## PROBLEM DETAILS
Extract the full set of records that follows, word for word.
[START OF RECORDS PROVIDED]
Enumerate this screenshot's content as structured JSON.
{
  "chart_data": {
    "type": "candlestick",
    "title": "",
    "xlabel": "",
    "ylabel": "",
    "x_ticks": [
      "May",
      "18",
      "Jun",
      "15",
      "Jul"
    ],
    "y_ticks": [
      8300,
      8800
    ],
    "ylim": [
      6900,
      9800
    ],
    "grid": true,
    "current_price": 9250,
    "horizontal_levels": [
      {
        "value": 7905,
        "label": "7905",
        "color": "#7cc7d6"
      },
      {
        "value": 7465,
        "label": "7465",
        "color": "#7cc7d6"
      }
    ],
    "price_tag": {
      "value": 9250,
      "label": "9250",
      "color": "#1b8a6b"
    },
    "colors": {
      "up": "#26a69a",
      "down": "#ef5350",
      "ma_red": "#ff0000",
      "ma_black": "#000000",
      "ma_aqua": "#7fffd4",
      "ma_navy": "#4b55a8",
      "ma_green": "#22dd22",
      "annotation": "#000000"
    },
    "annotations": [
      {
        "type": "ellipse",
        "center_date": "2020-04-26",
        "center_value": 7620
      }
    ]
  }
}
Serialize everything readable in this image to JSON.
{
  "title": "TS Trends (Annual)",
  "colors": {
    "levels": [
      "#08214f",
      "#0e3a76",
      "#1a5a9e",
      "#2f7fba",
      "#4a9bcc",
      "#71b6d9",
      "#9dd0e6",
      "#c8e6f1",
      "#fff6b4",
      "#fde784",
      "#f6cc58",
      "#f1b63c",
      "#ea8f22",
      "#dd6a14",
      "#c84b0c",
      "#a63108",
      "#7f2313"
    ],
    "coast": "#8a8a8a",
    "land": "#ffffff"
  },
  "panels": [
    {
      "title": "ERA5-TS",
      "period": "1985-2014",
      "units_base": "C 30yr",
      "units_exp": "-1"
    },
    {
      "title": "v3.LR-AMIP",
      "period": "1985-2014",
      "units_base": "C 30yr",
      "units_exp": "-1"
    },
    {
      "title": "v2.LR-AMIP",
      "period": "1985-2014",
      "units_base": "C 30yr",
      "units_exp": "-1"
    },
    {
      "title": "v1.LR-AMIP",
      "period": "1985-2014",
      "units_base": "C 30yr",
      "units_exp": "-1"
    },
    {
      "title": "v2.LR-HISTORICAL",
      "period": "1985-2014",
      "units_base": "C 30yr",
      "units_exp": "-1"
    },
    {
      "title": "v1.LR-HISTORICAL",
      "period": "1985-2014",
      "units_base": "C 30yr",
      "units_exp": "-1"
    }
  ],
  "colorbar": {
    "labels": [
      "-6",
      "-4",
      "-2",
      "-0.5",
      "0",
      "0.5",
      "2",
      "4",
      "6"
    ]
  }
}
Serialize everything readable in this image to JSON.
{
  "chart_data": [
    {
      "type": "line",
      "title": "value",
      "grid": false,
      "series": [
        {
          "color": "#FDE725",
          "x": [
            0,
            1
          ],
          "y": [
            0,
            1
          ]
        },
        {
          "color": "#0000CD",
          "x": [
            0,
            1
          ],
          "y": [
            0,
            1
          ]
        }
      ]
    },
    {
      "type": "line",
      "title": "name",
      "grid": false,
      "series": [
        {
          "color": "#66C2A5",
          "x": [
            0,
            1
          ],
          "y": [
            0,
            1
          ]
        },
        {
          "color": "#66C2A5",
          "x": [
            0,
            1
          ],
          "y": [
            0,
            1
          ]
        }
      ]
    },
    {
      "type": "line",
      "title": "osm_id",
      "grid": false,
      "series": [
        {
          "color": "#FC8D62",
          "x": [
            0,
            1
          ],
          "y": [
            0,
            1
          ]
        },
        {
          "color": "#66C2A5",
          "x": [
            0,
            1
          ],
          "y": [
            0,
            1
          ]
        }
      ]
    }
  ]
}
[END OF RECORDS PROVIDED]
## TASK RESPONSE
Enumerate this screenshot's content as structured JSON.
{
  "chart_data": {
    "type": "candlestick",
    "title": "",
    "xlabel": "",
    "ylabel": "",
    "x_ticks": [
      "May",
      "18",
      "Jun",
      "15",
      "Jul"
    ],
    "y_ticks": [
      8300,
      8800
    ],
    "ylim": [
      6900,
      9800
    ],
    "grid": true,
    "current_price": 9250,
    "horizontal_levels": [
      {
        "value": 7905,
        "label": "7905",
        "color": "#7cc7d6"
      },
      {
        "value": 7465,
        "label": "7465",
        "color": "#7cc7d6"
      }
    ],
    "price_tag": {
      "value": 9250,
      "label": "9250",
      "color": "#1b8a6b"
    },
    "colors": {
      "up": "#26a69a",
      "down": "#ef5350",
      "ma_red": "#ff0000",
      "ma_black": "#000000",
      "ma_aqua": "#7fffd4",
      "ma_navy": "#4b55a8",
      "ma_green": "#22dd22",
      "annotation": "#000000"
    },
    "annotations": [
      {
        "type": "ellipse",
        "center_date": "2020-04-26",
        "center_value": 7620
      }
    ]
  }
}
Serialize everything readable in this image to JSON.
{
  "title": "TS Trends (Annual)",
  "colors": {
    "levels": [
      "#08214f",
      "#0e3a76",
      "#1a5a9e",
      "#2f7fba",
      "#4a9bcc",
      "#71b6d9",
      "#9dd0e6",
      "#c8e6f1",
      "#fff6b4",
      "#fde784",
      "#f6cc58",
      "#f1b63c",
      "#ea8f22",
      "#dd6a14",
      "#c84b0c",
      "#a63108",
      "#7f2313"
    ],
    "coast": "#8a8a8a",
    "land": "#ffffff"
  },
  "panels": [
    {
      "title": "ERA5-TS",
      "period": "1985-2014",
      "units_base": "C 30yr",
      "units_exp": "-1"
    },
    {
      "title": "v3.LR-AMIP",
      "period": "1985-2014",
      "units_base": "C 30yr",
      "units_exp": "-1"
    },
    {
      "title": "v2.LR-AMIP",
      "period": "1985-2014",
      "units_base": "C 30yr",
      "units_exp": "-1"
    },
    {
      "title": "v1.LR-AMIP",
      "period": "1985-2014",
      "units_base": "C 30yr",
      "units_exp": "-1"
    },
    {
      "title": "v2.LR-HISTORICAL",
      "period": "1985-2014",
      "units_base": "C 30yr",
      "units_exp": "-1"
    },
    {
      "title": "v1.LR-HISTORICAL",
      "period": "1985-2014",
      "units_base": "C 30yr",
      "units_exp": "-1"
    }
  ],
  "colorbar": {
    "labels": [
      "-6",
      "-4",
      "-2",
      "-0.5",
      "0",
      "0.5",
      "2",
      "4",
      "6"
    ]
  }
}
Serialize everything readable in this image to JSON.
{
  "chart_data": [
    {
      "type": "line",
      "title": "value",
      "grid": false,
      "series": [
        {
          "color": "#FDE725",
          "x": [
            0,
            1
          ],
          "y": [
            0,
            1
          ]
        },
        {
          "color": "#0000CD",
          "x": [
            0,
            1
          ],
          "y": [
            0,
            1
          ]
        }
      ]
    },
    {
      "type": "line",
      "title": "name",
      "grid": false,
      "series": [
        {
          "color": "#66C2A5",
          "x": [
            0,
            1
          ],
          "y": [
            0,
            1
          ]
        },
        {
          "color": "#66C2A5",
          "x": [
            0,
            1
          ],
          "y": [
            0,
            1
          ]
        }
      ]
    },
    {
      "type": "line",
      "title": "osm_id",
      "grid": false,
      "series": [
        {
          "color": "#FC8D62",
          "x": [
            0,
            1
          ],
          "y": [
            0,
            1
          ]
        },
        {
          "color": "#66C2A5",
          "x": [
            0,
            1
          ],
          "y": [
            0,
            1
          ]
        }
      ]
    }
  ]
}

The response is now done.